Stated exercise.
Would you output the whole listing below, exactly as it reads?

________________

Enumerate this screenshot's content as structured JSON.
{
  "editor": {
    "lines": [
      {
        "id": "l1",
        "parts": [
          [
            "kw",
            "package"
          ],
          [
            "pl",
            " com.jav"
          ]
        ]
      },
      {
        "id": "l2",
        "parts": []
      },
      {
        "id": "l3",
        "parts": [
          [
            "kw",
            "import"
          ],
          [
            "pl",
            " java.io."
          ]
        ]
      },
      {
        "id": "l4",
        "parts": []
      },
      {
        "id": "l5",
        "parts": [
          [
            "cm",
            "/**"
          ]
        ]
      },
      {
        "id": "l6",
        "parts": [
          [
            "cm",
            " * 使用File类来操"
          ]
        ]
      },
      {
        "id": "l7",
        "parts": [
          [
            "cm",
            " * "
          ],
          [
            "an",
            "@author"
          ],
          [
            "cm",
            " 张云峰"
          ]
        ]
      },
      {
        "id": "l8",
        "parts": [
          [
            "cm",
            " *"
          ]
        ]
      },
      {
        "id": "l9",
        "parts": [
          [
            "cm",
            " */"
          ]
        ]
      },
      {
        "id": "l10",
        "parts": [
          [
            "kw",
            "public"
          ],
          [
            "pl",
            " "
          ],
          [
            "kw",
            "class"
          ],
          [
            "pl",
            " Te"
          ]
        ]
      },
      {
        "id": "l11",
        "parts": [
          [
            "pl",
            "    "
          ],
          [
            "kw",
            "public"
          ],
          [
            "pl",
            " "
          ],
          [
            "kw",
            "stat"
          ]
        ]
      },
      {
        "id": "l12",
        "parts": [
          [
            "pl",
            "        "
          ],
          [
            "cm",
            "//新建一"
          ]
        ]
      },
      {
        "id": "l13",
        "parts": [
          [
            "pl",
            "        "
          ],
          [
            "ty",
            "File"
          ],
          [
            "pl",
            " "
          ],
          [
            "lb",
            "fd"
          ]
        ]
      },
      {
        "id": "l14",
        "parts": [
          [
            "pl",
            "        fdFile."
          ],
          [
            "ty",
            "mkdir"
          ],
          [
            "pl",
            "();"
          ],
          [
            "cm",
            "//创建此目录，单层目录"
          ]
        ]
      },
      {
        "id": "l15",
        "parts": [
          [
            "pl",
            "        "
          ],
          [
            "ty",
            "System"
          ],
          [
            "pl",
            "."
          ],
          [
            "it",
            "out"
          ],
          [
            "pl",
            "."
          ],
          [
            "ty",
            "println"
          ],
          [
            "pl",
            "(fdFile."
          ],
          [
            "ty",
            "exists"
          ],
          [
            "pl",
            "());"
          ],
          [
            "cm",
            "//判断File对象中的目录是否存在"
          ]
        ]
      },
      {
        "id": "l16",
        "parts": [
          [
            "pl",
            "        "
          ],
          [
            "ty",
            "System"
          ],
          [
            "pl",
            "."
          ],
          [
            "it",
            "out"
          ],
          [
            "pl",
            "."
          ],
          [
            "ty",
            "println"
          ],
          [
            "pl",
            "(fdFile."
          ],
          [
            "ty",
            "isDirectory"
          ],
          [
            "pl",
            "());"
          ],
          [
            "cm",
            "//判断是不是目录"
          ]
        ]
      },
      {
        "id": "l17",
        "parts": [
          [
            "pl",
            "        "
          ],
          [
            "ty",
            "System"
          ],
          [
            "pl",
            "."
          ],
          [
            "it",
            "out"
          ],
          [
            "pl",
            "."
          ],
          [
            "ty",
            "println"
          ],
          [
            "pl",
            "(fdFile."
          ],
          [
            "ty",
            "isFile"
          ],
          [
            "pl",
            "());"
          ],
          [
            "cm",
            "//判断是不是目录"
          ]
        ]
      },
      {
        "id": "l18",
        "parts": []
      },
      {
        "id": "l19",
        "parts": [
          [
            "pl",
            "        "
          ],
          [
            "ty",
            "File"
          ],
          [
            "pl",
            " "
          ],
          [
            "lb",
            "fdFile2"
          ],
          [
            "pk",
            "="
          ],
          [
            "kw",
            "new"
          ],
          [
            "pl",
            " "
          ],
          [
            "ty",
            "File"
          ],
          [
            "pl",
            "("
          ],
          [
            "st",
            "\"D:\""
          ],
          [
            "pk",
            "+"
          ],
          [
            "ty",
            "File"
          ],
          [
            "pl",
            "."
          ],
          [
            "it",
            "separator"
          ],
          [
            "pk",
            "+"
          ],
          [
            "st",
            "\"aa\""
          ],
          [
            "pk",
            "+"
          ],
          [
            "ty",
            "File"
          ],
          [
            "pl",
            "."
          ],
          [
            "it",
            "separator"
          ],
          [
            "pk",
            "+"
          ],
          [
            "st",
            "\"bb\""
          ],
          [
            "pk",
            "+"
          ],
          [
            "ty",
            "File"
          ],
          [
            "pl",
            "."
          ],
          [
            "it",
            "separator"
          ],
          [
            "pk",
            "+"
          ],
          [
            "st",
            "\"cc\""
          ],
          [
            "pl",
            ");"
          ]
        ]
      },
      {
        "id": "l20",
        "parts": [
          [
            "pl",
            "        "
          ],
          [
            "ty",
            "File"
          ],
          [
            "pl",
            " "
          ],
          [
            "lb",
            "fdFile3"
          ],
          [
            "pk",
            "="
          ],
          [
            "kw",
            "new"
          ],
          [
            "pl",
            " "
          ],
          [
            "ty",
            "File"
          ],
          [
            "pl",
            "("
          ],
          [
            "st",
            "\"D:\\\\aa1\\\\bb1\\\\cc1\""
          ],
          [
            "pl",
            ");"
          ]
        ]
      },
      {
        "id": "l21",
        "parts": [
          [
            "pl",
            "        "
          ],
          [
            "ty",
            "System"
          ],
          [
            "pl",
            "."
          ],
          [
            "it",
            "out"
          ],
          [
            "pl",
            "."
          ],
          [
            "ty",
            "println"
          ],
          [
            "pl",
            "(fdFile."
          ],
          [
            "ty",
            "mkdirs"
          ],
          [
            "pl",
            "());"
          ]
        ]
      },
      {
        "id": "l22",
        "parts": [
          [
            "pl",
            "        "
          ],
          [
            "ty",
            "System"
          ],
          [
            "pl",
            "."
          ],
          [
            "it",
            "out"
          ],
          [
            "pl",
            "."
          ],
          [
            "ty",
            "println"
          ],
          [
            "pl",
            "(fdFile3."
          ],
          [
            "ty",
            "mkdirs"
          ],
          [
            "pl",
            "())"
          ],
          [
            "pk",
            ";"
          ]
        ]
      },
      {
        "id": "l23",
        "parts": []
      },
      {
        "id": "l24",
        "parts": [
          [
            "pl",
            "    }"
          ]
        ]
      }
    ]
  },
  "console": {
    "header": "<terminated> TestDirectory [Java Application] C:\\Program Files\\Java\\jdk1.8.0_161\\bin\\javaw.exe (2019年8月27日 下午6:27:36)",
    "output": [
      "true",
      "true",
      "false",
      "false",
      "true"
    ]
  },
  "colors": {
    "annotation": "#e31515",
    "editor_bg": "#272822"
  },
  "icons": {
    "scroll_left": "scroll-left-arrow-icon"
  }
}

________________

Reply.
Enumerate this screenshot's content as structured JSON.
{
  "editor": {
    "lines": [
      {
        "id": "l1",
        "parts": [
          [
            "kw",
            "package"
          ],
          [
            "pl",
            " com.jav"
          ]
        ]
      },
      {
        "id": "l2",
        "parts": []
      },
      {
        "id": "l3",
        "parts": [
          [
            "kw",
            "import"
          ],
          [
            "pl",
            " java.io."
          ]
        ]
      },
      {
        "id": "l4",
        "parts": []
      },
      {
        "id": "l5",
        "parts": [
          [
            "cm",
            "/**"
          ]
        ]
      },
      {
        "id": "l6",
        "parts": [
          [
            "cm",
            " * 使用File类来操"
          ]
        ]
      },
      {
        "id": "l7",
        "parts": [
          [
            "cm",
            " * "
          ],
          [
            "an",
            "@author"
          ],
          [
            "cm",
            " 张云峰"
          ]
        ]
      },
      {
        "id": "l8",
        "parts": [
          [
            "cm",
            " *"
          ]
        ]
      },
      {
        "id": "l9",
        "parts": [
          [
            "cm",
            " */"
          ]
        ]
      },
      {
        "id": "l10",
        "parts": [
          [
            "kw",
            "public"
          ],
          [
            "pl",
            " "
          ],
          [
            "kw",
            "class"
          ],
          [
            "pl",
            " Te"
          ]
        ]
      },
      {
        "id": "l11",
        "parts": [
          [
            "pl",
            "    "
          ],
          [
            "kw",
            "public"
          ],
          [
            "pl",
            " "
          ],
          [
            "kw",
            "stat"
          ]
        ]
      },
      {
        "id": "l12",
        "parts": [
          [
            "pl",
            "        "
          ],
          [
            "cm",
            "//新建一"
          ]
        ]
      },
      {
        "id": "l13",
        "parts": [
          [
            "pl",
            "        "
          ],
          [
            "ty",
            "File"
          ],
          [
            "pl",
            " "
          ],
          [
            "lb",
            "fd"
          ]
        ]
      },
      {
        "id": "l14",
        "parts": [
          [
            "pl",
            "        fdFile."
          ],
          [
            "ty",
            "mkdir"
          ],
          [
            "pl",
            "();"
          ],
          [
            "cm",
            "//创建此目录，单层目录"
          ]
        ]
      },
      {
        "id": "l15",
        "parts": [
          [
            "pl",
            "        "
          ],
          [
            "ty",
            "System"
          ],
          [
            "pl",
            "."
          ],
          [
            "it",
            "out"
          ],
          [
            "pl",
            "."
          ],
          [
            "ty",
            "println"
          ],
          [
            "pl",
            "(fdFile."
          ],
          [
            "ty",
            "exists"
          ],
          [
            "pl",
            "());"
          ],
          [
            "cm",
            "//判断File对象中的目录是否存在"
          ]
        ]
      },
      {
        "id": "l16",
        "parts": [
          [
            "pl",
            "        "
          ],
          [
            "ty",
            "System"
          ],
          [
            "pl",
            "."
          ],
          [
            "it",
            "out"
          ],
          [
            "pl",
            "."
          ],
          [
            "ty",
            "println"
          ],
          [
            "pl",
            "(fdFile."
          ],
          [
            "ty",
            "isDirectory"
          ],
          [
            "pl",
            "());"
          ],
          [
            "cm",
            "//判断是不是目录"
          ]
        ]
      },
      {
        "id": "l17",
        "parts": [
          [
            "pl",
            "        "
          ],
          [
            "ty",
            "System"
          ],
          [
            "pl",
            "."
          ],
          [
            "it",
            "out"
          ],
          [
            "pl",
            "."
          ],
          [
            "ty",
            "println"
          ],
          [
            "pl",
            "(fdFile."
          ],
          [
            "ty",
            "isFile"
          ],
          [
            "pl",
            "());"
          ],
          [
            "cm",
            "//判断是不是目录"
          ]
        ]
      },
      {
        "id": "l18",
        "parts": []
      },
      {
        "id": "l19",
        "parts": [
          [
            "pl",
            "        "
          ],
          [
            "ty",
            "File"
          ],
          [
            "pl",
            " "
          ],
          [
            "lb",
            "fdFile2"
          ],
          [
            "pk",
            "="
          ],
          [
            "kw",
            "new"
          ],
          [
            "pl",
            " "
          ],
          [
            "ty",
            "File"
          ],
          [
            "pl",
            "("
          ],
          [
            "st",
            "\"D:\""
          ],
          [
            "pk",
            "+"
          ],
          [
            "ty",
            "File"
          ],
          [
            "pl",
            "."
          ],
          [
            "it",
            "separator"
          ],
          [
            "pk",
            "+"
          ],
          [
            "st",
            "\"aa\""
          ],
          [
            "pk",
            "+"
          ],
          [
            "ty",
            "File"
          ],
          [
            "pl",
            "."
          ],
          [
            "it",
            "separator"
          ],
          [
            "pk",
            "+"
          ],
          [
            "st",
            "\"bb\""
          ],
          [
            "pk",
            "+"
          ],
          [
            "ty",
            "File"
          ],
          [
            "pl",
            "."
          ],
          [
            "it",
            "separator"
          ],
          [
            "pk",
            "+"
          ],
          [
            "st",
            "\"cc\""
          ],
          [
            "pl",
            ");"
          ]
        ]
      },
      {
        "id": "l20",
        "parts": [
          [
            "pl",
            "        "
          ],
          [
            "ty",
            "File"
          ],
          [
            "pl",
            " "
          ],
          [
            "lb",
            "fdFile3"
          ],
          [
            "pk",
            "="
          ],
          [
            "kw",
            "new"
          ],
          [
            "pl",
            " "
          ],
          [
            "ty",
            "File"
          ],
          [
            "pl",
            "("
          ],
          [
            "st",
            "\"D:\\\\aa1\\\\bb1\\\\cc1\""
          ],
          [
            "pl",
            ");"
          ]
        ]
      },
      {
        "id": "l21",
        "parts": [
          [
            "pl",
            "        "
          ],
          [
            "ty",
            "System"
          ],
          [
            "pl",
            "."
          ],
          [
            "it",
            "out"
          ],
          [
            "pl",
            "."
          ],
          [
            "ty",
            "println"
          ],
          [
            "pl",
            "(fdFile."
          ],
          [
            "ty",
            "mkdirs"
          ],
          [
            "pl",
            "());"
          ]
        ]
      },
      {
        "id": "l22",
        "parts": [
          [
            "pl",
            "        "
          ],
          [
            "ty",
            "System"
          ],
          [
            "pl",
            "."
          ],
          [
            "it",
            "out"
          ],
          [
            "pl",
            "."
          ],
          [
            "ty",
            "println"
          ],
          [
            "pl",
            "(fdFile3."
          ],
          [
            "ty",
            "mkdirs"
          ],
          [
            "pl",
            "())"
          ],
          [
            "pk",
            ";"
          ]
        ]
      },
      {
        "id": "l23",
        "parts": []
      },
      {
        "id": "l24",
        "parts": [
          [
            "pl",
            "    }"
          ]
        ]
      }
    ]
  },
  "console": {
    "header": "<terminated> TestDirectory [Java Application] C:\\Program Files\\Java\\jdk1.8.0_161\\bin\\javaw.exe (2019年8月27日 下午6:27:36)",
    "output": [
      "true",
      "true",
      "false",
      "false",
      "true"
    ]
  },
  "colors": {
    "annotation": "#e31515",
    "editor_bg": "#272822"
  },
  "icons": {
    "scroll_left": "scroll-left-arrow-icon"
  }
}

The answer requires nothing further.